§ **指示 1**
WRX S4の走行性能についての記事から、「2014年11月17日」を含む語句で始まり「以下の感想はあくまで私の個人的感想によるものです。」で終わる部分を、そのまま書き写してもらえますか？

=== 本文 ===

2014年11月17日
WRX S4のインプレッション 【走行性能編】
さて土曜日は思い切りS4に乗ることができましたが、
そのドライブで前車IS350との違いもいろいろ感じることができました。
ということで今回は私の感じたS4の感想を前車ISと比較しつつ
【走行性能編】を書いてみたいと思います。
(今回のインプレッションはまだS4の慣らし中のものなので、
もう少し乗り込んでいくと感想は変わるかもしれません。)
ちなみに本文中の「前車」とは先代・中期型IS350 Version.F(DBA-GSE21)です。
最初に予めお断りさせて頂きますがですが、
以下の感想はあくまで私の個人的感想によるものです。
気分を害されたりする方はご遠慮下さい。


まずは動力性能に関して感じたことを書いてみたいと思います。

===

§ **指示 2**
下のエントリーのうち、「x-tick-label: 40 <box>456 288 470 302</box>」を含む行から「legend-label: Lead Formate;」を含む行までを、両端の行も含めてそのまま繰り返してもらえますか？

=== エントリー抜粋 ===

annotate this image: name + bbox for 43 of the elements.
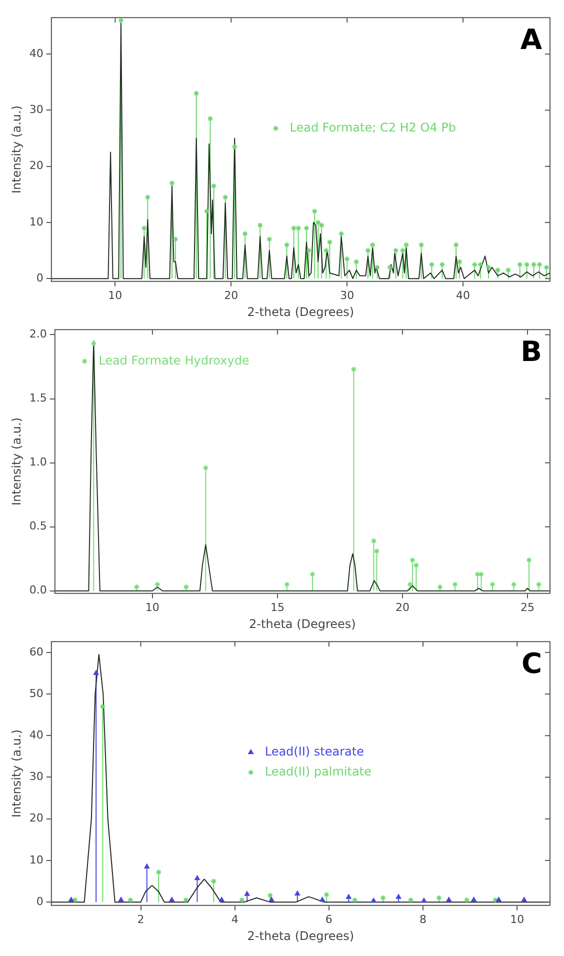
x-tick-label: 40 <box>456 288 470 302</box>
y-tick-label: 0.5 <box>29 520 47 533</box>
x-tick-label: 2 <box>137 912 144 926</box>
annotation: C <box>521 646 542 680</box>
legend-label: Lead Formate; C2 H2 O4 Pb <box>290 120 456 135</box>
legend-label: Lead Formate Hydroxyde <box>98 353 250 368</box>
y-tick-label: 40 <box>29 728 44 742</box>
x-axis-title: 2-theta (Degrees) <box>247 304 354 319</box>
y-tick-label: 2.0 <box>29 328 47 341</box>
y-tick-label: 10 <box>29 853 44 866</box>
x-tick-label: 25 <box>520 600 534 614</box>
y-tick-label: 50 <box>29 686 44 700</box>
x-tick-label: 20 <box>395 600 410 614</box>
x-tick-label: 4 <box>231 912 238 926</box>
y-tick-label: 30 <box>29 770 44 784</box>
y-tick-label: 10 <box>29 215 44 228</box>
legend-label: Lead(II) stearate <box>264 744 364 759</box>
x-tick-label: 10 <box>108 288 122 302</box>
y-tick-label: 1.0 <box>29 456 47 469</box>
annotation: B <box>520 334 542 368</box>
y-tick-label: 30 <box>29 103 44 116</box>
x-tick-label: 6 <box>325 912 332 926</box>
x-tick-label: 30 <box>340 288 354 302</box>
y-axis-title: Intensity (a.u.) <box>9 730 24 818</box>
y-axis-title: Intensity (a.u.) <box>9 418 24 506</box>
y-tick-label: 20 <box>29 812 44 825</box>
annotation: A <box>520 22 542 56</box>
x-tick-label: 10 <box>510 912 524 926</box>
y-tick-label: 0 <box>36 271 44 284</box>
y-tick-label: 40 <box>29 46 44 60</box>
x-axis-title: 2-theta (Degrees) <box>247 928 354 943</box>
y-tick-label: 20 <box>29 159 44 172</box>
y-tick-label: 60 <box>29 645 44 658</box>
x-tick-label: 8 <box>419 912 426 926</box>
x-tick-label: 10 <box>145 600 160 614</box>
y-tick-label: 0 <box>36 894 44 908</box>
y-tick-label: 1.5 <box>29 392 47 405</box>
legend-label: Lead(II) palmitate <box>264 764 372 779</box>
x-axis-title: 2-theta (Degrees) <box>249 616 356 631</box>
x-tick-label: 15 <box>270 600 284 614</box>
y-tick-label: 0.0 <box>29 584 47 597</box>
x-tick-label: 20 <box>224 288 238 302</box>
y-axis-title: Intensity (a.u.) <box>9 106 24 194</box>
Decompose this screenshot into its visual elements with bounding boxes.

===

§ **解答 1**
2014年11月17日
WRX S4のインプレッション 【走行性能編】
さて土曜日は思い切りS4に乗ることができましたが、
そのドライブで前車IS350との違いもいろいろ感じることができました。
ということで今回は私の感じたS4の感想を前車ISと比較しつつ
【走行性能編】を書いてみたいと思います。
(今回のインプレッションはまだS4の慣らし中のものなので、
もう少し乗り込んでいくと感想は変わるかもしれません。)
ちなみに本文中の「前車」とは先代・中期型IS350 Version.F(DBA-GSE21)です。
最初に予めお断りさせて頂きますがですが、
以下の感想はあくまで私の個人的感想によるものです。

§ **解答 2**
x-tick-label: 40 <box>456 288 470 302</box>
y-tick-label: 0.5 <box>29 520 47 533</box>
x-tick-label: 2 <box>137 912 144 926</box>
annotation: C <box>521 646 542 680</box>
legend-label: Lead Formate; C2 H2 O4 Pb <box>290 120 456 135</box>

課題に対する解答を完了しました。